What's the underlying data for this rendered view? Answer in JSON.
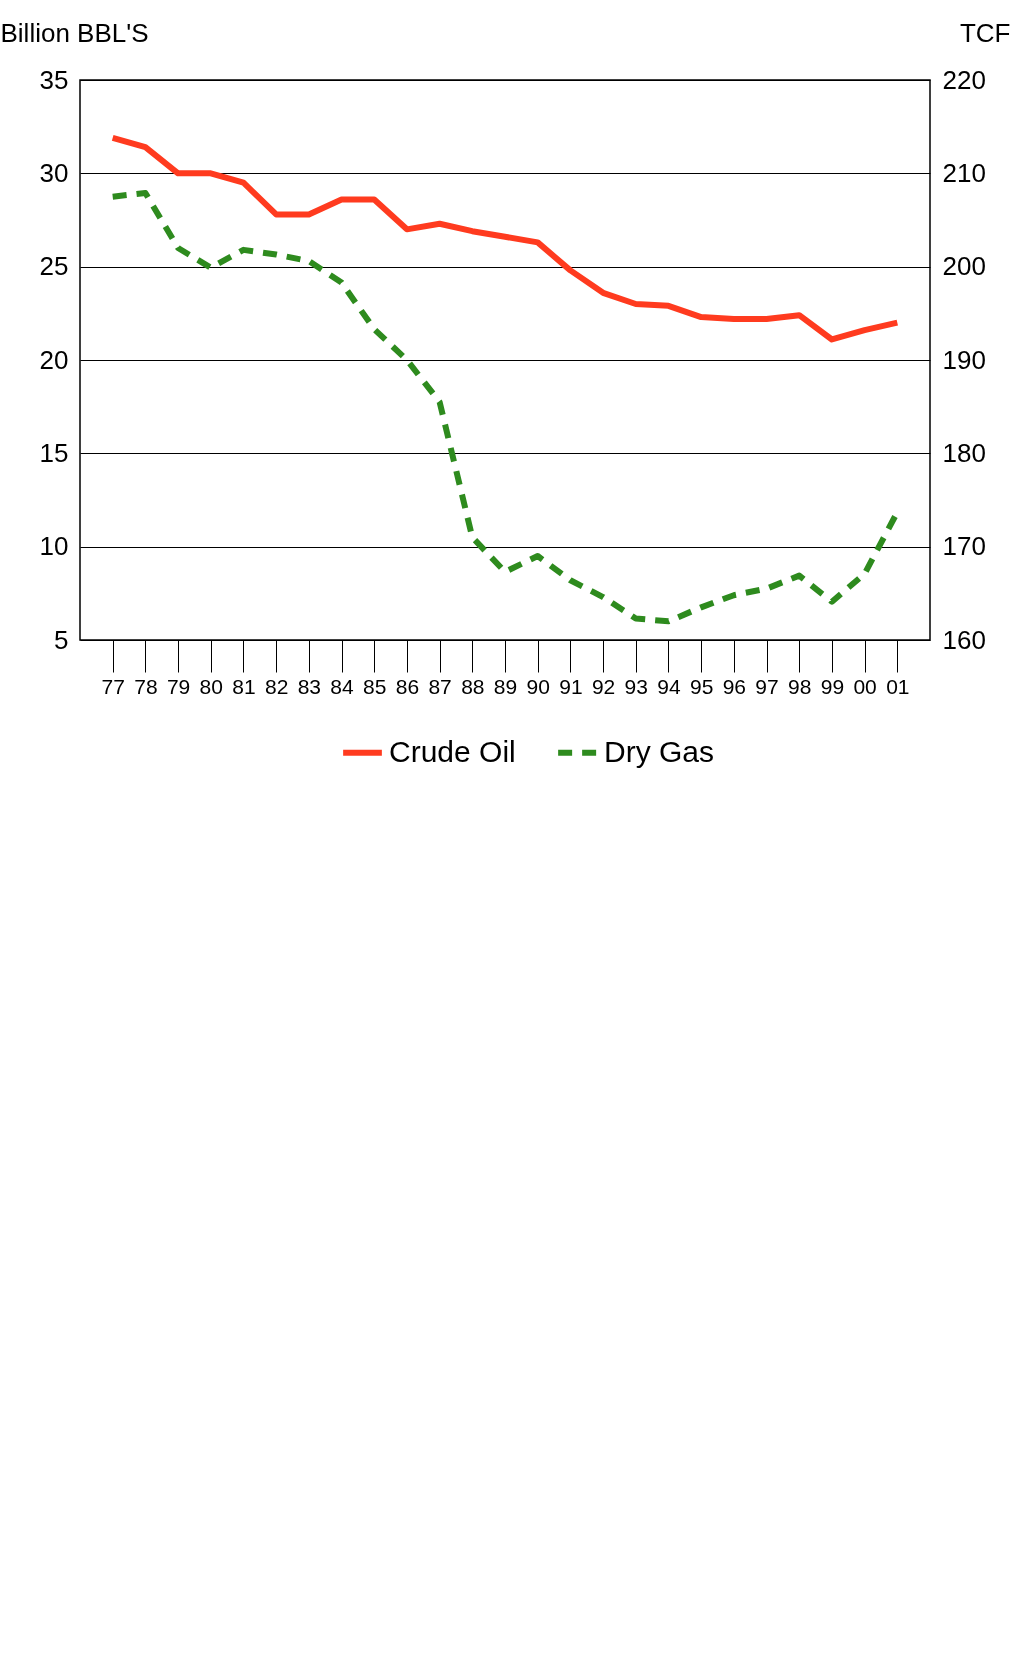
{
  "chart_data": {
    "type": "line",
    "ylabel": "Billion BBL'S",
    "y2label": "TCF",
    "x": [
      1977,
      1978,
      1979,
      1980,
      1981,
      1982,
      1983,
      1984,
      1985,
      1986,
      1987,
      1988,
      1989,
      1990,
      1991,
      1992,
      1993,
      1994,
      1995,
      1996,
      1997,
      1998,
      1999,
      2000,
      2001
    ],
    "xlim": [
      1976,
      2002
    ],
    "xticks": [
      {
        "value": 1977,
        "label": "77"
      },
      {
        "value": 1978,
        "label": "78"
      },
      {
        "value": 1979,
        "label": "79"
      },
      {
        "value": 1980,
        "label": "80"
      },
      {
        "value": 1981,
        "label": "81"
      },
      {
        "value": 1982,
        "label": "82"
      },
      {
        "value": 1983,
        "label": "83"
      },
      {
        "value": 1984,
        "label": "84"
      },
      {
        "value": 1985,
        "label": "85"
      },
      {
        "value": 1986,
        "label": "86"
      },
      {
        "value": 1987,
        "label": "87"
      },
      {
        "value": 1988,
        "label": "88"
      },
      {
        "value": 1989,
        "label": "89"
      },
      {
        "value": 1990,
        "label": "90"
      },
      {
        "value": 1991,
        "label": "91"
      },
      {
        "value": 1992,
        "label": "92"
      },
      {
        "value": 1993,
        "label": "93"
      },
      {
        "value": 1994,
        "label": "94"
      },
      {
        "value": 1995,
        "label": "95"
      },
      {
        "value": 1996,
        "label": "96"
      },
      {
        "value": 1997,
        "label": "97"
      },
      {
        "value": 1998,
        "label": "98"
      },
      {
        "value": 1999,
        "label": "99"
      },
      {
        "value": 2000,
        "label": "00"
      },
      {
        "value": 2001,
        "label": "01"
      }
    ],
    "ylim": [
      5,
      35
    ],
    "yticks": [
      5,
      10,
      15,
      20,
      25,
      30,
      35
    ],
    "y2lim": [
      160,
      220
    ],
    "y2ticks": [
      160,
      170,
      180,
      190,
      200,
      210,
      220
    ],
    "grid": "y",
    "legend": "bottom",
    "series": [
      {
        "name": "Crude Oil",
        "color": "#ff3b1f",
        "line_style": "solid",
        "values": [
          31.9,
          31.4,
          30.0,
          30.0,
          29.5,
          27.8,
          27.8,
          28.6,
          28.6,
          27.0,
          27.3,
          26.9,
          26.6,
          26.3,
          24.8,
          23.6,
          23.0,
          22.9,
          22.3,
          22.2,
          22.2,
          22.4,
          21.1,
          21.6,
          22.0
        ]
      },
      {
        "name": "Dry Gas",
        "color": "#2e8b1e",
        "line_style": "dashed",
        "axis": "y2",
        "values": [
          207.5,
          207.9,
          202.0,
          199.9,
          201.8,
          201.3,
          200.6,
          198.3,
          193.3,
          190.0,
          185.5,
          171.0,
          167.3,
          169.0,
          166.4,
          164.6,
          162.3,
          162.0,
          163.5,
          164.8,
          165.5,
          166.9,
          164.1,
          167.1,
          173.7
        ]
      }
    ]
  }
}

++++++++

-- Exercise --
Reproduce all of the data exactly, omitting each picture it holds.

-- Solution for this problem --
What's the underlying data for this rendered view? Answer in JSON.
{
  "chart_data": {
    "type": "line",
    "ylabel": "Billion BBL'S",
    "y2label": "TCF",
    "x": [
      1977,
      1978,
      1979,
      1980,
      1981,
      1982,
      1983,
      1984,
      1985,
      1986,
      1987,
      1988,
      1989,
      1990,
      1991,
      1992,
      1993,
      1994,
      1995,
      1996,
      1997,
      1998,
      1999,
      2000,
      2001
    ],
    "xlim": [
      1976,
      2002
    ],
    "xticks": [
      {
        "value": 1977,
        "label": "77"
      },
      {
        "value": 1978,
        "label": "78"
      },
      {
        "value": 1979,
        "label": "79"
      },
      {
        "value": 1980,
        "label": "80"
      },
      {
        "value": 1981,
        "label": "81"
      },
      {
        "value": 1982,
        "label": "82"
      },
      {
        "value": 1983,
        "label": "83"
      },
      {
        "value": 1984,
        "label": "84"
      },
      {
        "value": 1985,
        "label": "85"
      },
      {
        "value": 1986,
        "label": "86"
      },
      {
        "value": 1987,
        "label": "87"
      },
      {
        "value": 1988,
        "label": "88"
      },
      {
        "value": 1989,
        "label": "89"
      },
      {
        "value": 1990,
        "label": "90"
      },
      {
        "value": 1991,
        "label": "91"
      },
      {
        "value": 1992,
        "label": "92"
      },
      {
        "value": 1993,
        "label": "93"
      },
      {
        "value": 1994,
        "label": "94"
      },
      {
        "value": 1995,
        "label": "95"
      },
      {
        "value": 1996,
        "label": "96"
      },
      {
        "value": 1997,
        "label": "97"
      },
      {
        "value": 1998,
        "label": "98"
      },
      {
        "value": 1999,
        "label": "99"
      },
      {
        "value": 2000,
        "label": "00"
      },
      {
        "value": 2001,
        "label": "01"
      }
    ],
    "ylim": [
      5,
      35
    ],
    "yticks": [
      5,
      10,
      15,
      20,
      25,
      30,
      35
    ],
    "y2lim": [
      160,
      220
    ],
    "y2ticks": [
      160,
      170,
      180,
      190,
      200,
      210,
      220
    ],
    "grid": "y",
    "legend": "bottom",
    "series": [
      {
        "name": "Crude Oil",
        "color": "#ff3b1f",
        "line_style": "solid",
        "values": [
          31.9,
          31.4,
          30.0,
          30.0,
          29.5,
          27.8,
          27.8,
          28.6,
          28.6,
          27.0,
          27.3,
          26.9,
          26.6,
          26.3,
          24.8,
          23.6,
          23.0,
          22.9,
          22.3,
          22.2,
          22.2,
          22.4,
          21.1,
          21.6,
          22.0
        ]
      },
      {
        "name": "Dry Gas",
        "color": "#2e8b1e",
        "line_style": "dashed",
        "axis": "y2",
        "values": [
          207.5,
          207.9,
          202.0,
          199.9,
          201.8,
          201.3,
          200.6,
          198.3,
          193.3,
          190.0,
          185.5,
          171.0,
          167.3,
          169.0,
          166.4,
          164.6,
          162.3,
          162.0,
          163.5,
          164.8,
          165.5,
          166.9,
          164.1,
          167.1,
          173.7
        ]
      }
    ]
  }
}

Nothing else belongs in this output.